┏━━
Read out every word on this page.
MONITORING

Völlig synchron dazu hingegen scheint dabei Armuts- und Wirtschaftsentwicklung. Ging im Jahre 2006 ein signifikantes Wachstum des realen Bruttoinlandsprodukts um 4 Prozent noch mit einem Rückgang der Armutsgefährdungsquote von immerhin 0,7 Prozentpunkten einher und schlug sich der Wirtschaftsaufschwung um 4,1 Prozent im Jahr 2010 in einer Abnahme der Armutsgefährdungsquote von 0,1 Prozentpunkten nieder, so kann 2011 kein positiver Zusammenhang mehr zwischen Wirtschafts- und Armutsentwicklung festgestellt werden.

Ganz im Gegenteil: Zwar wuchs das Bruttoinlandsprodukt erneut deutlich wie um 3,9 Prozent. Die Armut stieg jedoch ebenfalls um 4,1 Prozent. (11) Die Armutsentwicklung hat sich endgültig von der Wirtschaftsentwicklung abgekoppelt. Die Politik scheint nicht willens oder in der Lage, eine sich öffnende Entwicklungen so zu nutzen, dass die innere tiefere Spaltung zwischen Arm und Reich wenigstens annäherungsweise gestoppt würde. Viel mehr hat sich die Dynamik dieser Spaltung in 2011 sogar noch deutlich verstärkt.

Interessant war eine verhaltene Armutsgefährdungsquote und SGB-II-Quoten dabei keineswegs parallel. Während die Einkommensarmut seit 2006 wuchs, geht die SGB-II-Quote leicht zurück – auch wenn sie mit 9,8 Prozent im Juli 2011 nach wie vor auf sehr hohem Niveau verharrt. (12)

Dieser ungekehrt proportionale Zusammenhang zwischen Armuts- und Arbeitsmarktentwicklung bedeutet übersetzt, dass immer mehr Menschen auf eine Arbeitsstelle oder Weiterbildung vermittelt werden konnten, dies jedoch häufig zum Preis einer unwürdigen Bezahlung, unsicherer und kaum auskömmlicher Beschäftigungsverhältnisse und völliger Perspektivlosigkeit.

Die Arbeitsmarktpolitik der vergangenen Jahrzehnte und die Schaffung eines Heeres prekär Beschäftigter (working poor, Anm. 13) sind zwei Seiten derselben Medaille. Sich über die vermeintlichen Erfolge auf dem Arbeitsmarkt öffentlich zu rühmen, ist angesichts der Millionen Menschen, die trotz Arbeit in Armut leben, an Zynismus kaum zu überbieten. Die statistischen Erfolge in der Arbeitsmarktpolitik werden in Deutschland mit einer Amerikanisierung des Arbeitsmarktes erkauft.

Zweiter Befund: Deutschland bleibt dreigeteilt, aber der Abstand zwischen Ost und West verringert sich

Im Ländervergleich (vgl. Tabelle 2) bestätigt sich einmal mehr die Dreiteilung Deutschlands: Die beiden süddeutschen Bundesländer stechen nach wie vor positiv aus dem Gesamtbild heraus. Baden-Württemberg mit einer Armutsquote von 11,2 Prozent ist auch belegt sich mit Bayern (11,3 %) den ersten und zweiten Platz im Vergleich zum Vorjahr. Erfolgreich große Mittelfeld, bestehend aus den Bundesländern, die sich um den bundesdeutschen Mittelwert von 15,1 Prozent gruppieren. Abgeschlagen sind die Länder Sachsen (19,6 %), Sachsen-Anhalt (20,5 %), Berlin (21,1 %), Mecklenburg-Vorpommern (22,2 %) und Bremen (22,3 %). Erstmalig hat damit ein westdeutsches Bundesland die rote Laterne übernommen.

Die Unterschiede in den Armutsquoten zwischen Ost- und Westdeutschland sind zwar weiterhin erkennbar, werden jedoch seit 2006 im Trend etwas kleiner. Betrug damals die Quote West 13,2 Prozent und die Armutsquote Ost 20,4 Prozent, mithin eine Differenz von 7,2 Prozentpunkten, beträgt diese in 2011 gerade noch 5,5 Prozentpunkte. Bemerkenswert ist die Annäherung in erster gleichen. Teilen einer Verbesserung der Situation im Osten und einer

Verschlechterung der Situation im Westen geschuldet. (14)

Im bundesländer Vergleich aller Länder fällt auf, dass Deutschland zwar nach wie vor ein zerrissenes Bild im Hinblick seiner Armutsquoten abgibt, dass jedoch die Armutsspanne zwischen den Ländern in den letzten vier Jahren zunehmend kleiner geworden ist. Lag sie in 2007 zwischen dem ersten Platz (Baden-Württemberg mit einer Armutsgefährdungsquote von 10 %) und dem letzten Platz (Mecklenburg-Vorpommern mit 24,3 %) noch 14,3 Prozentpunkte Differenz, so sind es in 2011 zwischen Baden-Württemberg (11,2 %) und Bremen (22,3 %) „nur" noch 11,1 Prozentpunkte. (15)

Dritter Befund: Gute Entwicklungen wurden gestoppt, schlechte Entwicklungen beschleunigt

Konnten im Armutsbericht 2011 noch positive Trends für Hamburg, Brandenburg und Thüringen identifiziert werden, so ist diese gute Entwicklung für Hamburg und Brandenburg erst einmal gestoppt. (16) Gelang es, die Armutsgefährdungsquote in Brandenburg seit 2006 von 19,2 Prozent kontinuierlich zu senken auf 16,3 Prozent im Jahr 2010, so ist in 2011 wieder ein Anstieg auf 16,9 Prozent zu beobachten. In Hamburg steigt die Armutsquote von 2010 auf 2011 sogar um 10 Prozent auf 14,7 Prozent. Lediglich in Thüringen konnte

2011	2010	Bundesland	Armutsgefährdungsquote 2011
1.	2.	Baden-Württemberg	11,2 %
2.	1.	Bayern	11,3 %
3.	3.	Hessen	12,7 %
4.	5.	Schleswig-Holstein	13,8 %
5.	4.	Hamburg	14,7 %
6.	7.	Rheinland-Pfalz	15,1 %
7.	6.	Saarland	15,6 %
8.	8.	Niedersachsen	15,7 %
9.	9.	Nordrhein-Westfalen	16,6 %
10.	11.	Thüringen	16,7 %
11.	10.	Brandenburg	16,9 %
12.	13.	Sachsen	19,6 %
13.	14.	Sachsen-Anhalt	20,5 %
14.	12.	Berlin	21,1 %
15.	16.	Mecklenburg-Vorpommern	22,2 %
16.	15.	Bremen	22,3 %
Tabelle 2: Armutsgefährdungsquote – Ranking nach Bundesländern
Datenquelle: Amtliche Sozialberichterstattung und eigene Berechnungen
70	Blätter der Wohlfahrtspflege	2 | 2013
┗━━
[What the task requires]
Each record above should be output again exactly.

[Written response]
Read out every word on this page.
MONITORING

Völlig synchron dazu hingegen scheint dabei Armuts- und Wirtschaftsentwicklung. Ging im Jahre 2006 ein signifikantes Wachstum des realen Bruttoinlandsprodukts um 4 Prozent noch mit einem Rückgang der Armutsgefährdungsquote von immerhin 0,7 Prozentpunkten einher und schlug sich der Wirtschaftsaufschwung um 4,1 Prozent im Jahr 2010 in einer Abnahme der Armutsgefährdungsquote von 0,1 Prozentpunkten nieder, so kann 2011 kein positiver Zusammenhang mehr zwischen Wirtschafts- und Armutsentwicklung festgestellt werden.

Ganz im Gegenteil: Zwar wuchs das Bruttoinlandsprodukt erneut deutlich wie um 3,9 Prozent. Die Armut stieg jedoch ebenfalls um 4,1 Prozent. (11) Die Armutsentwicklung hat sich endgültig von der Wirtschaftsentwicklung abgekoppelt. Die Politik scheint nicht willens oder in der Lage, eine sich öffnende Entwicklungen so zu nutzen, dass die innere tiefere Spaltung zwischen Arm und Reich wenigstens annäherungsweise gestoppt würde. Viel mehr hat sich die Dynamik dieser Spaltung in 2011 sogar noch deutlich verstärkt.

Interessant war eine verhaltene Armutsgefährdungsquote und SGB-II-Quoten dabei keineswegs parallel. Während die Einkommensarmut seit 2006 wuchs, geht die SGB-II-Quote leicht zurück – auch wenn sie mit 9,8 Prozent im Juli 2011 nach wie vor auf sehr hohem Niveau verharrt. (12)

Dieser ungekehrt proportionale Zusammenhang zwischen Armuts- und Arbeitsmarktentwicklung bedeutet übersetzt, dass immer mehr Menschen auf eine Arbeitsstelle oder Weiterbildung vermittelt werden konnten, dies jedoch häufig zum Preis einer unwürdigen Bezahlung, unsicherer und kaum auskömmlicher Beschäftigungsverhältnisse und völliger Perspektivlosigkeit.

Die Arbeitsmarktpolitik der vergangenen Jahrzehnte und die Schaffung eines Heeres prekär Beschäftigter (working poor, Anm. 13) sind zwei Seiten derselben Medaille. Sich über die vermeintlichen Erfolge auf dem Arbeitsmarkt öffentlich zu rühmen, ist angesichts der Millionen Menschen, die trotz Arbeit in Armut leben, an Zynismus kaum zu überbieten. Die statistischen Erfolge in der Arbeitsmarktpolitik werden in Deutschland mit einer Amerikanisierung des Arbeitsmarktes erkauft.

Zweiter Befund: Deutschland bleibt dreigeteilt, aber der Abstand zwischen Ost und West verringert sich

Im Ländervergleich (vgl. Tabelle 2) bestätigt sich einmal mehr die Dreiteilung Deutschlands: Die beiden süddeutschen Bundesländer stechen nach wie vor positiv aus dem Gesamtbild heraus. Baden-Württemberg mit einer Armutsquote von 11,2 Prozent ist auch belegt sich mit Bayern (11,3 %) den ersten und zweiten Platz im Vergleich zum Vorjahr. Erfolgreich große Mittelfeld, bestehend aus den Bundesländern, die sich um den bundesdeutschen Mittelwert von 15,1 Prozent gruppieren. Abgeschlagen sind die Länder Sachsen (19,6 %), Sachsen-Anhalt (20,5 %), Berlin (21,1 %), Mecklenburg-Vorpommern (22,2 %) und Bremen (22,3 %). Erstmalig hat damit ein westdeutsches Bundesland die rote Laterne übernommen.

Die Unterschiede in den Armutsquoten zwischen Ost- und Westdeutschland sind zwar weiterhin erkennbar, werden jedoch seit 2006 im Trend etwas kleiner. Betrug damals die Quote West 13,2 Prozent und die Armutsquote Ost 20,4 Prozent, mithin eine Differenz von 7,2 Prozentpunkten, beträgt diese in 2011 gerade noch 5,5 Prozentpunkte. Bemerkenswert ist die Annäherung in erster gleichen. Teilen einer Verbesserung der Situation im Osten und einer

Verschlechterung der Situation im Westen geschuldet. (14)

Im bundesländer Vergleich aller Länder fällt auf, dass Deutschland zwar nach wie vor ein zerrissenes Bild im Hinblick seiner Armutsquoten abgibt, dass jedoch die Armutsspanne zwischen den Ländern in den letzten vier Jahren zunehmend kleiner geworden ist. Lag sie in 2007 zwischen dem ersten Platz (Baden-Württemberg mit einer Armutsgefährdungsquote von 10 %) und dem letzten Platz (Mecklenburg-Vorpommern mit 24,3 %) noch 14,3 Prozentpunkte Differenz, so sind es in 2011 zwischen Baden-Württemberg (11,2 %) und Bremen (22,3 %) „nur" noch 11,1 Prozentpunkte. (15)

Dritter Befund: Gute Entwicklungen wurden gestoppt, schlechte Entwicklungen beschleunigt

Konnten im Armutsbericht 2011 noch positive Trends für Hamburg, Brandenburg und Thüringen identifiziert werden, so ist diese gute Entwicklung für Hamburg und Brandenburg erst einmal gestoppt. (16) Gelang es, die Armutsgefährdungsquote in Brandenburg seit 2006 von 19,2 Prozent kontinuierlich zu senken auf 16,3 Prozent im Jahr 2010, so ist in 2011 wieder ein Anstieg auf 16,9 Prozent zu beobachten. In Hamburg steigt die Armutsquote von 2010 auf 2011 sogar um 10 Prozent auf 14,7 Prozent. Lediglich in Thüringen konnte

2011	2010	Bundesland	Armutsgefährdungsquote 2011
1.	2.	Baden-Württemberg	11,2 %
2.	1.	Bayern	11,3 %
3.	3.	Hessen	12,7 %
4.	5.	Schleswig-Holstein	13,8 %
5.	4.	Hamburg	14,7 %
6.	7.	Rheinland-Pfalz	15,1 %
7.	6.	Saarland	15,6 %
8.	8.	Niedersachsen	15,7 %
9.	9.	Nordrhein-Westfalen	16,6 %
10.	11.	Thüringen	16,7 %
11.	10.	Brandenburg	16,9 %
12.	13.	Sachsen	19,6 %
13.	14.	Sachsen-Anhalt	20,5 %
14.	12.	Berlin	21,1 %
15.	16.	Mecklenburg-Vorpommern	22,2 %
16.	15.	Bremen	22,3 %
Tabelle 2: Armutsgefährdungsquote – Ranking nach Bundesländern
Datenquelle: Amtliche Sozialberichterstattung und eigene Berechnungen
70	Blätter der Wohlfahrtspflege	2 | 2013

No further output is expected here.